[Stored data]
[start]
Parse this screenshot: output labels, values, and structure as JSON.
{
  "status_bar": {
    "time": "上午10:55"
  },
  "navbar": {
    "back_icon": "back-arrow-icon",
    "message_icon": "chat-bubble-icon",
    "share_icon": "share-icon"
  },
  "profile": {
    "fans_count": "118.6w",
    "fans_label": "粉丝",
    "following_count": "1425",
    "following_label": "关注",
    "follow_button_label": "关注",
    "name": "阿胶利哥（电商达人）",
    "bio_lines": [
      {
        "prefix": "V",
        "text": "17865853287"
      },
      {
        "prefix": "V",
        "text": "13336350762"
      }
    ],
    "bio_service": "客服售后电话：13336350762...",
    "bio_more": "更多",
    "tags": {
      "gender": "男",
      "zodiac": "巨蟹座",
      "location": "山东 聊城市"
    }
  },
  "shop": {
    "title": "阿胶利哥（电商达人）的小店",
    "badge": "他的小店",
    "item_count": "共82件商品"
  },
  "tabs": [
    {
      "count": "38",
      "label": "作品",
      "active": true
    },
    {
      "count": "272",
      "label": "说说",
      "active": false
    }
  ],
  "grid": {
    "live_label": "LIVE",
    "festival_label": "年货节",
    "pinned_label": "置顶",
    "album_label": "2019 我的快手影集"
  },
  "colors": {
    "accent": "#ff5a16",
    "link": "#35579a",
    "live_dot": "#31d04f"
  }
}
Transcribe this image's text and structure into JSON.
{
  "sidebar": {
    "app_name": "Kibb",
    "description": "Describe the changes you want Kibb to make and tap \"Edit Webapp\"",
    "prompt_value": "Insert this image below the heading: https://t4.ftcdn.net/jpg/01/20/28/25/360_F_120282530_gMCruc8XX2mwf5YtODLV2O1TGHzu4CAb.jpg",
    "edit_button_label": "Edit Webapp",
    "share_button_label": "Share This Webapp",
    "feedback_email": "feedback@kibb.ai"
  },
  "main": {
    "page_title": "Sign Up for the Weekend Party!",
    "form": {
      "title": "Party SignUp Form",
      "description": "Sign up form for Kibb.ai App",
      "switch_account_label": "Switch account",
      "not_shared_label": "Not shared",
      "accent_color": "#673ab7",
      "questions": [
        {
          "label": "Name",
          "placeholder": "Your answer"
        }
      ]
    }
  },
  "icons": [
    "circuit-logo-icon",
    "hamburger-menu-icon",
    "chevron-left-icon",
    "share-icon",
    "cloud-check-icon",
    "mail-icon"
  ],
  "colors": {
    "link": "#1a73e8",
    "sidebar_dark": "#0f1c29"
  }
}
[end]
** Exercise task **
Quote all of the entries exactly as they appear.

** Answer in full **
Parse this screenshot: output labels, values, and structure as JSON.
{
  "status_bar": {
    "time": "上午10:55"
  },
  "navbar": {
    "back_icon": "back-arrow-icon",
    "message_icon": "chat-bubble-icon",
    "share_icon": "share-icon"
  },
  "profile": {
    "fans_count": "118.6w",
    "fans_label": "粉丝",
    "following_count": "1425",
    "following_label": "关注",
    "follow_button_label": "关注",
    "name": "阿胶利哥（电商达人）",
    "bio_lines": [
      {
        "prefix": "V",
        "text": "17865853287"
      },
      {
        "prefix": "V",
        "text": "13336350762"
      }
    ],
    "bio_service": "客服售后电话：13336350762...",
    "bio_more": "更多",
    "tags": {
      "gender": "男",
      "zodiac": "巨蟹座",
      "location": "山东 聊城市"
    }
  },
  "shop": {
    "title": "阿胶利哥（电商达人）的小店",
    "badge": "他的小店",
    "item_count": "共82件商品"
  },
  "tabs": [
    {
      "count": "38",
      "label": "作品",
      "active": true
    },
    {
      "count": "272",
      "label": "说说",
      "active": false
    }
  ],
  "grid": {
    "live_label": "LIVE",
    "festival_label": "年货节",
    "pinned_label": "置顶",
    "album_label": "2019 我的快手影集"
  },
  "colors": {
    "accent": "#ff5a16",
    "link": "#35579a",
    "live_dot": "#31d04f"
  }
}
Transcribe this image's text and structure into JSON.
{
  "sidebar": {
    "app_name": "Kibb",
    "description": "Describe the changes you want Kibb to make and tap \"Edit Webapp\"",
    "prompt_value": "Insert this image below the heading: https://t4.ftcdn.net/jpg/01/20/28/25/360_F_120282530_gMCruc8XX2mwf5YtODLV2O1TGHzu4CAb.jpg",
    "edit_button_label": "Edit Webapp",
    "share_button_label": "Share This Webapp",
    "feedback_email": "feedback@kibb.ai"
  },
  "main": {
    "page_title": "Sign Up for the Weekend Party!",
    "form": {
      "title": "Party SignUp Form",
      "description": "Sign up form for Kibb.ai App",
      "switch_account_label": "Switch account",
      "not_shared_label": "Not shared",
      "accent_color": "#673ab7",
      "questions": [
        {
          "label": "Name",
          "placeholder": "Your answer"
        }
      ]
    }
  },
  "icons": [
    "circuit-logo-icon",
    "hamburger-menu-icon",
    "chevron-left-icon",
    "share-icon",
    "cloud-check-icon",
    "mail-icon"
  ],
  "colors": {
    "link": "#1a73e8",
    "sidebar_dark": "#0f1c29"
  }
}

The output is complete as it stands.